= Challenge =
Wherever "JSON" appears in a line, copy that line.

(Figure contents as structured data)
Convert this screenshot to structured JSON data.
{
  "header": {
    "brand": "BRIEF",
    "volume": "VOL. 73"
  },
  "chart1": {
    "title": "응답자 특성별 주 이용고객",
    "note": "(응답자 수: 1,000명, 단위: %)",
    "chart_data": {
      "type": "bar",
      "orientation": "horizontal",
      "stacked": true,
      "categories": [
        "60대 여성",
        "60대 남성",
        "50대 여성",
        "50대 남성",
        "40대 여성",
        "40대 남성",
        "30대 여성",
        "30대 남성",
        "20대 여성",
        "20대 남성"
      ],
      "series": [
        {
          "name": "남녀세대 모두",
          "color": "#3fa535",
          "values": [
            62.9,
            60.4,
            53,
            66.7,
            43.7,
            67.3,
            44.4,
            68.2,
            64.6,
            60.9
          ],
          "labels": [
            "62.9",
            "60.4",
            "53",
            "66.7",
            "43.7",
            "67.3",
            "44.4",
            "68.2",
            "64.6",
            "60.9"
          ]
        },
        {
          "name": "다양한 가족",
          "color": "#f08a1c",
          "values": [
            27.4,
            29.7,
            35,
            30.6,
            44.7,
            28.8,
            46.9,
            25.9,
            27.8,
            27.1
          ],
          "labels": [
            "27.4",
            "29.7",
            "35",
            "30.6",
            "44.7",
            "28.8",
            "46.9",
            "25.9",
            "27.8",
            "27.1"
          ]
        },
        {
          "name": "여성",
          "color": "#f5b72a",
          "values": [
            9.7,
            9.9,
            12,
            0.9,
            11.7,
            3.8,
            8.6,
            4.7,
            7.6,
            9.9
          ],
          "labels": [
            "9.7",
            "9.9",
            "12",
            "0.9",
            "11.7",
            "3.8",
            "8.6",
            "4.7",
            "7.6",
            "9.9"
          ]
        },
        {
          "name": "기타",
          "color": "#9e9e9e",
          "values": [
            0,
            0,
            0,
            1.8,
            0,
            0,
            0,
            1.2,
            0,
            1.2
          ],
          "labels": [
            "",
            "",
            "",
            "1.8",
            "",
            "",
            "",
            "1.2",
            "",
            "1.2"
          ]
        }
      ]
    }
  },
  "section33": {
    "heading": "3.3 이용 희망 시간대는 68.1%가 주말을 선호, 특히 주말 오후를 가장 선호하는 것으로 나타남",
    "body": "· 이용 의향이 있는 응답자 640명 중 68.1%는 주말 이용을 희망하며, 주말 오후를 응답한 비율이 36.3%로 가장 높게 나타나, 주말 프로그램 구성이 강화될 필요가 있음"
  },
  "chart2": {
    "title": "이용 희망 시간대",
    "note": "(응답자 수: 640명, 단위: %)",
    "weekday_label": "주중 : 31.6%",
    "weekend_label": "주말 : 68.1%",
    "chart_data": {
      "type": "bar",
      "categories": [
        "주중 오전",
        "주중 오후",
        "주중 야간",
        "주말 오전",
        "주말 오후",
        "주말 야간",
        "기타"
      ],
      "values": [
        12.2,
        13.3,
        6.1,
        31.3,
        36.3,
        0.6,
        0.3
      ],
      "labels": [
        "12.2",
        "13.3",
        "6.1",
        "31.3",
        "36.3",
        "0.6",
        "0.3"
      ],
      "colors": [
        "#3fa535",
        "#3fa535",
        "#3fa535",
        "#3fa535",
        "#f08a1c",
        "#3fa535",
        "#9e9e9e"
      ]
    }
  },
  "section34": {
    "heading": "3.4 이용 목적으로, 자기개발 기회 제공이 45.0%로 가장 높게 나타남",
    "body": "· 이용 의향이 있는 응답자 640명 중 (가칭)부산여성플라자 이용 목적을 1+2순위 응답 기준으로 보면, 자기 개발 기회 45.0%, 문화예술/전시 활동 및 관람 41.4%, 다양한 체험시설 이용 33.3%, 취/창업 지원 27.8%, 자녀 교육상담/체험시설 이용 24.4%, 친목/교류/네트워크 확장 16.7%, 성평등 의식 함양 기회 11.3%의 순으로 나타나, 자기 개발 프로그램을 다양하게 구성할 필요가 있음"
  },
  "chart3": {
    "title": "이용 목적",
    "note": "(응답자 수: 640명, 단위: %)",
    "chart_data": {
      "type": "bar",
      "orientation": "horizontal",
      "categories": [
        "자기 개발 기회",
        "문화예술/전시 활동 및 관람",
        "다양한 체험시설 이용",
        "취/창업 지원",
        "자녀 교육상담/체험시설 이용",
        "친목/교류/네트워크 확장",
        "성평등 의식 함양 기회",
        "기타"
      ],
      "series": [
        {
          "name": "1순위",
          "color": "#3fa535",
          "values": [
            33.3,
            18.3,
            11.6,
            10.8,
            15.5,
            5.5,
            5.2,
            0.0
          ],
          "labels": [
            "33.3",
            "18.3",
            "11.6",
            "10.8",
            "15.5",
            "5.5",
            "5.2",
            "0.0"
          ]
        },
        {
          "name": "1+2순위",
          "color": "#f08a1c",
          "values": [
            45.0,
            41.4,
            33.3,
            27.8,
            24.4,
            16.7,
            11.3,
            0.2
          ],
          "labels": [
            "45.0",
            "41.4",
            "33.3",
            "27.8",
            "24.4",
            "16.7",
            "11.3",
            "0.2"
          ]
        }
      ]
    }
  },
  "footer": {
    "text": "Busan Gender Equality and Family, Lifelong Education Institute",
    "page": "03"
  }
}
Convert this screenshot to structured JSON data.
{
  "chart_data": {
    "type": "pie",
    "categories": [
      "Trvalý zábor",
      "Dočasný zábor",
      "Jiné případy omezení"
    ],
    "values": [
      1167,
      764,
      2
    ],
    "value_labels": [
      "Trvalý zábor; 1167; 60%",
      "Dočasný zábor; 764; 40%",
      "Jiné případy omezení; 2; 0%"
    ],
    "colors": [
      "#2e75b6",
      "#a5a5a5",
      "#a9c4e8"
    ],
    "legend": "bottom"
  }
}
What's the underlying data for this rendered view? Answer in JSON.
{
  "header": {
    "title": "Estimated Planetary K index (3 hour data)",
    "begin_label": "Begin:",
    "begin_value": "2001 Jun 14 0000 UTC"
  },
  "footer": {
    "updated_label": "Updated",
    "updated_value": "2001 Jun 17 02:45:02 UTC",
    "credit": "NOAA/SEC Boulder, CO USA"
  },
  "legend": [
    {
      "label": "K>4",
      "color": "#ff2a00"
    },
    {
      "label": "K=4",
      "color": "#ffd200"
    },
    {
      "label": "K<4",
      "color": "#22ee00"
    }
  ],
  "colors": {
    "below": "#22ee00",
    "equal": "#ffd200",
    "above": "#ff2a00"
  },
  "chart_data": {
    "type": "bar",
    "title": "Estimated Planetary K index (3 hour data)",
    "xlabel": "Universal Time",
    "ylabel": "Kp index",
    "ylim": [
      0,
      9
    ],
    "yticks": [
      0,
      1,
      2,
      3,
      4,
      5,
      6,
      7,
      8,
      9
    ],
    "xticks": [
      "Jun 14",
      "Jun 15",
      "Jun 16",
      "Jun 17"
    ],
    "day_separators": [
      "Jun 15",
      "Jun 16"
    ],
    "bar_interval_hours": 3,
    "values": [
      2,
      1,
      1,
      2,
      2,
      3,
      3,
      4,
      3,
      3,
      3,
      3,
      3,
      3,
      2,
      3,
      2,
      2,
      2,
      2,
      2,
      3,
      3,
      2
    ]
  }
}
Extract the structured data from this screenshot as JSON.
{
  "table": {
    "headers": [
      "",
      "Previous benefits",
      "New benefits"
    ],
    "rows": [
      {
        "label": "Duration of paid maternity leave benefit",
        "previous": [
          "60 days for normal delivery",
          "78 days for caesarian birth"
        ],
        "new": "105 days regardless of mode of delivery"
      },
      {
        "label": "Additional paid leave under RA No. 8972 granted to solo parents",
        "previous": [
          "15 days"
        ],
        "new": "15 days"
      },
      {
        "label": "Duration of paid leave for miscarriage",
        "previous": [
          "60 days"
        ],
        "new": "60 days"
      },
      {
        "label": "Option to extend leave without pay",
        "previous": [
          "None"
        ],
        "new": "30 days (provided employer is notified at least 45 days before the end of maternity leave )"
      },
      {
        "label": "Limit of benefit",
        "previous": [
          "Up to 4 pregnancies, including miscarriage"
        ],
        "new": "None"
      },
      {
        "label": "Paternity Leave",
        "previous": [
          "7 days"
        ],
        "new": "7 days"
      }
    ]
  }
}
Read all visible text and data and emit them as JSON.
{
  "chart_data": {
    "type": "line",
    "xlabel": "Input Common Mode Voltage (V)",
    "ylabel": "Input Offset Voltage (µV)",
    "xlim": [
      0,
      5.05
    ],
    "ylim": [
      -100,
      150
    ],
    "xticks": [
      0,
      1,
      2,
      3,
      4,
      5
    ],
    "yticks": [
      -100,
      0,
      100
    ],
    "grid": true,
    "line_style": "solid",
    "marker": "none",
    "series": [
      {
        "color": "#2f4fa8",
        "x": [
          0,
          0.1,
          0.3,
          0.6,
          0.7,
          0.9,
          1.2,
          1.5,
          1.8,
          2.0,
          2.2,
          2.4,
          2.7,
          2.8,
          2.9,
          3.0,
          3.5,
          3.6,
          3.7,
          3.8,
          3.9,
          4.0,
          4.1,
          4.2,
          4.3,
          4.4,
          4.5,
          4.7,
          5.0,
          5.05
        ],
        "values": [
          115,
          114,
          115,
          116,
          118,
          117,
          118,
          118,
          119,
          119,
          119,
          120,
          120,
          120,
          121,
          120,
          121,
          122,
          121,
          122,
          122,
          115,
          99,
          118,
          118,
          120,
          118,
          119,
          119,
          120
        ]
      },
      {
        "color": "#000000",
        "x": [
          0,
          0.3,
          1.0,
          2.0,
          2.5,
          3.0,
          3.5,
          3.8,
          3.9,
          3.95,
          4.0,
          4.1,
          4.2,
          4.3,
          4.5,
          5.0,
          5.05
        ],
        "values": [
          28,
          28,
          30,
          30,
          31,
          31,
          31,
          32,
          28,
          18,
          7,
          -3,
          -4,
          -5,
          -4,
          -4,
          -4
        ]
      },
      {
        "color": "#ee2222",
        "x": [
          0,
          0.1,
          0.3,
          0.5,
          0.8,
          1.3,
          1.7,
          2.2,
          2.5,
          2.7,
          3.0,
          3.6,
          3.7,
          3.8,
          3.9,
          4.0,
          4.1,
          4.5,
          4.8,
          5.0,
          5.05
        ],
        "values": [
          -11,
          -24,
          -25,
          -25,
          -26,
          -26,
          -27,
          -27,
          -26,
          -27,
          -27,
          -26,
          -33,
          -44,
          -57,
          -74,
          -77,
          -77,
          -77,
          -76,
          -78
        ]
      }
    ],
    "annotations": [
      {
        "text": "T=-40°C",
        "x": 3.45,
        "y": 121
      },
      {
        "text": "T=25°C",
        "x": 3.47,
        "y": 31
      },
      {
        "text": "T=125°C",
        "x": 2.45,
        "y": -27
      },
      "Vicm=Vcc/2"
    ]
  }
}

= Solution =
Convert this screenshot to structured JSON data.
Convert this screenshot to structured JSON data.
What's the underlying data for this rendered view? Answer in JSON.
Extract the structured data from this screenshot as JSON.
Read all visible text and data and emit them as JSON.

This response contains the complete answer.